start Items
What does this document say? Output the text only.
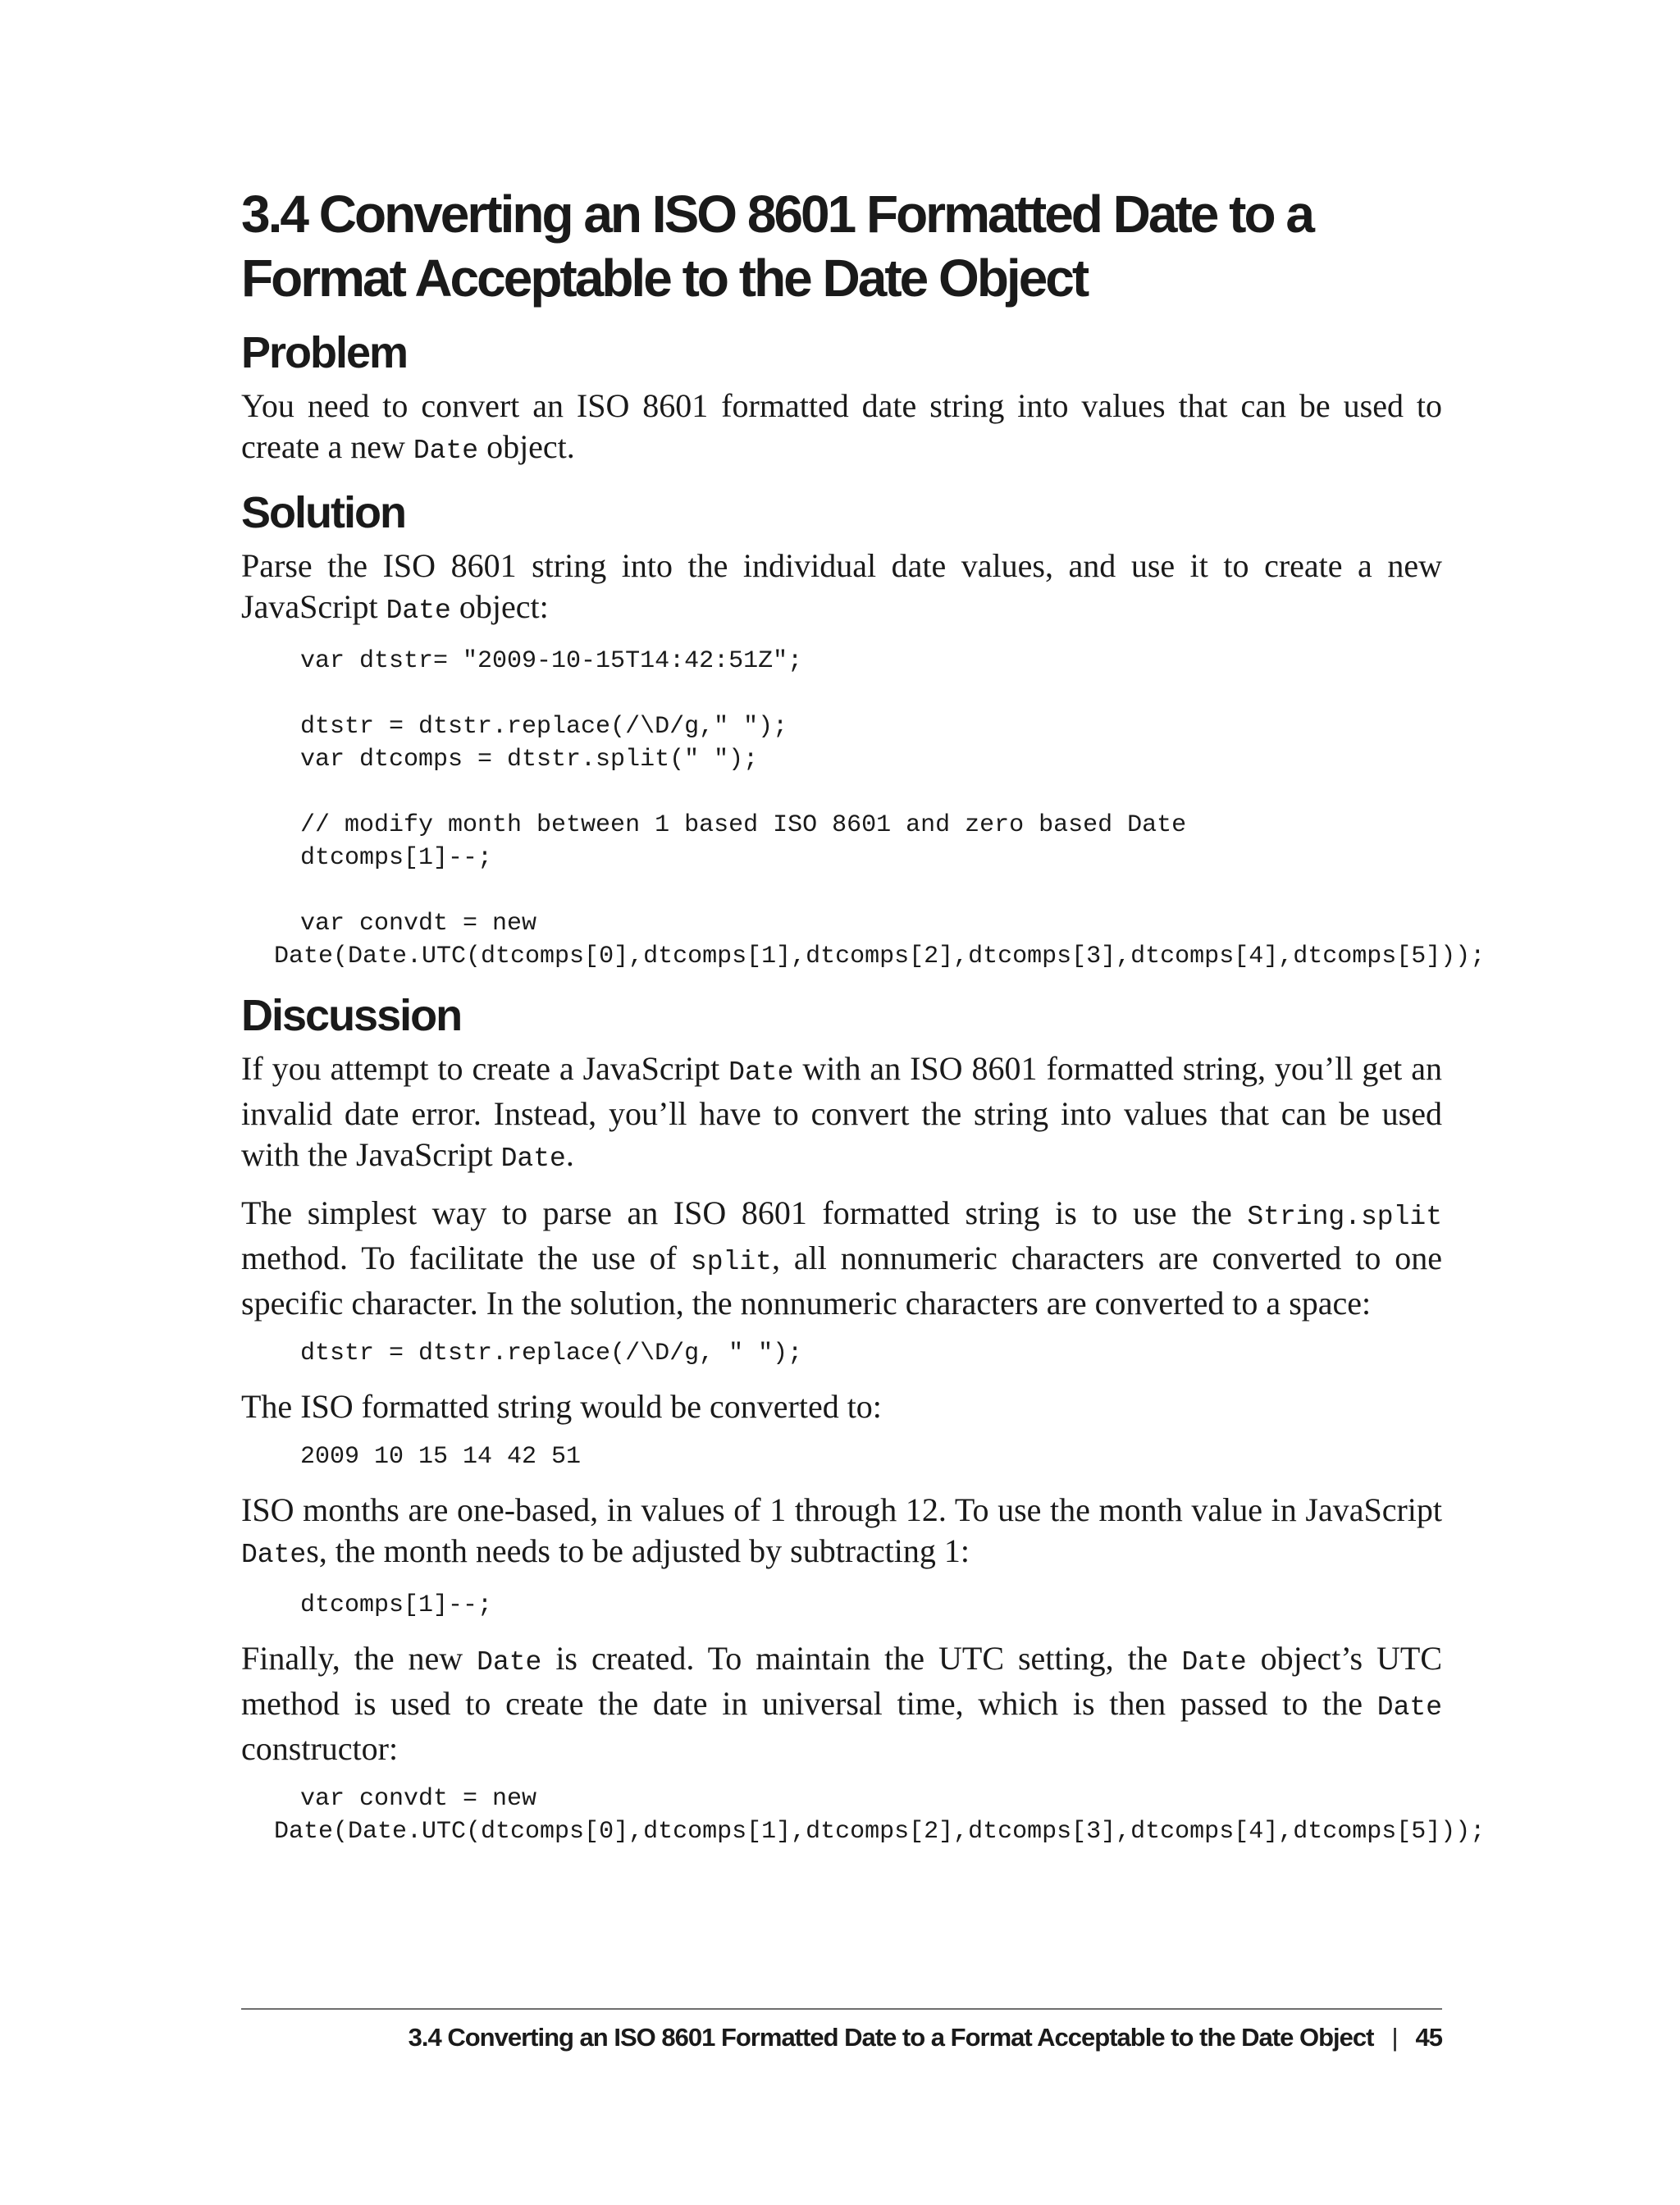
3.4 Converting an ISO 8601 Formatted Date to a Format Acceptable to the Date Object
Problem

You need to convert an ISO 8601 formatted date string into values that can be used to create a new Date object.

Solution

Parse the ISO 8601 string into the individual date values, and use it to create a new JavaScript Date object:

var dtstr= "2009-10-15T14:42:51Z";
dtstr = dtstr.replace(/\D/g," ");
var dtcomps = dtstr.split(" ");
// modify month between 1 based ISO 8601 and zero based Date
dtcomps[1]--;
var convdt = new
Date(Date.UTC(dtcomps[0],dtcomps[1],dtcomps[2],dtcomps[3],dtcomps[4],dtcomps[5]));
Discussion

If you attempt to create a JavaScript Date with an ISO 8601 formatted string, you’ll get an invalid date error. Instead, you’ll have to convert the string into values that can be used with the JavaScript Date.

The simplest way to parse an ISO 8601 formatted string is to use the String.split method. To facilitate the use of split, all nonnumeric characters are converted to one specific character. In the solution, the nonnumeric characters are converted to a space:

dtstr = dtstr.replace(/\D/g, " ");

The ISO formatted string would be converted to:

2009 10 15 14 42 51

ISO months are one-based, in values of 1 through 12. To use the month value in JavaScript Dates, the month needs to be adjusted by subtracting 1:

dtcomps[1]--;

Finally, the new Date is created. To maintain the UTC setting, the Date object’s UTC method is used to create the date in universal time, which is then passed to the Date constructor:

var convdt = new
Date(Date.UTC(dtcomps[0],dtcomps[1],dtcomps[2],dtcomps[3],dtcomps[4],dtcomps[5]));
3.4 Converting an ISO 8601 Formatted Date to a Format Acceptable to the Date Object | 45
end Items
= What you will do =
Set each line of the records down exactly, leaving every picture out.

= Result of this task =
What does this document say? Output the text only.
3.4 Converting an ISO 8601 Formatted Date to a Format Acceptable to the Date Object
Problem

You need to convert an ISO 8601 formatted date string into values that can be used to create a new Date object.

Solution

Parse the ISO 8601 string into the individual date values, and use it to create a new JavaScript Date object:

var dtstr= "2009-10-15T14:42:51Z";
dtstr = dtstr.replace(/\D/g," ");
var dtcomps = dtstr.split(" ");
// modify month between 1 based ISO 8601 and zero based Date
dtcomps[1]--;
var convdt = new
Date(Date.UTC(dtcomps[0],dtcomps[1],dtcomps[2],dtcomps[3],dtcomps[4],dtcomps[5]));
Discussion

If you attempt to create a JavaScript Date with an ISO 8601 formatted string, you’ll get an invalid date error. Instead, you’ll have to convert the string into values that can be used with the JavaScript Date.

The simplest way to parse an ISO 8601 formatted string is to use the String.split method. To facilitate the use of split, all nonnumeric characters are converted to one specific character. In the solution, the nonnumeric characters are converted to a space:

dtstr = dtstr.replace(/\D/g, " ");

The ISO formatted string would be converted to:

2009 10 15 14 42 51

ISO months are one-based, in values of 1 through 12. To use the month value in JavaScript Dates, the month needs to be adjusted by subtracting 1:

dtcomps[1]--;

Finally, the new Date is created. To maintain the UTC setting, the Date object’s UTC method is used to create the date in universal time, which is then passed to the Date constructor:

var convdt = new
Date(Date.UTC(dtcomps[0],dtcomps[1],dtcomps[2],dtcomps[3],dtcomps[4],dtcomps[5]));
3.4 Converting an ISO 8601 Formatted Date to a Format Acceptable to the Date Object | 45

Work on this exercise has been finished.